EXERCISE GOAL.
For each line of the data below that holds "Stats", copy the line.
--
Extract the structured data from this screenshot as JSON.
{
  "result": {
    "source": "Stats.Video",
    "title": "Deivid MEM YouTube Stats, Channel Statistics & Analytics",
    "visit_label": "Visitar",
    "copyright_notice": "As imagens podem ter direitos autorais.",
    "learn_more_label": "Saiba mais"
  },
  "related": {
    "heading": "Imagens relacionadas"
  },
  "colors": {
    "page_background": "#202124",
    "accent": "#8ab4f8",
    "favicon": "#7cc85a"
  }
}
--
FINISHED TASK.
    "source": "Stats.Video",
    "title": "Deivid MEM YouTube Stats, Channel Statistics & Analytics",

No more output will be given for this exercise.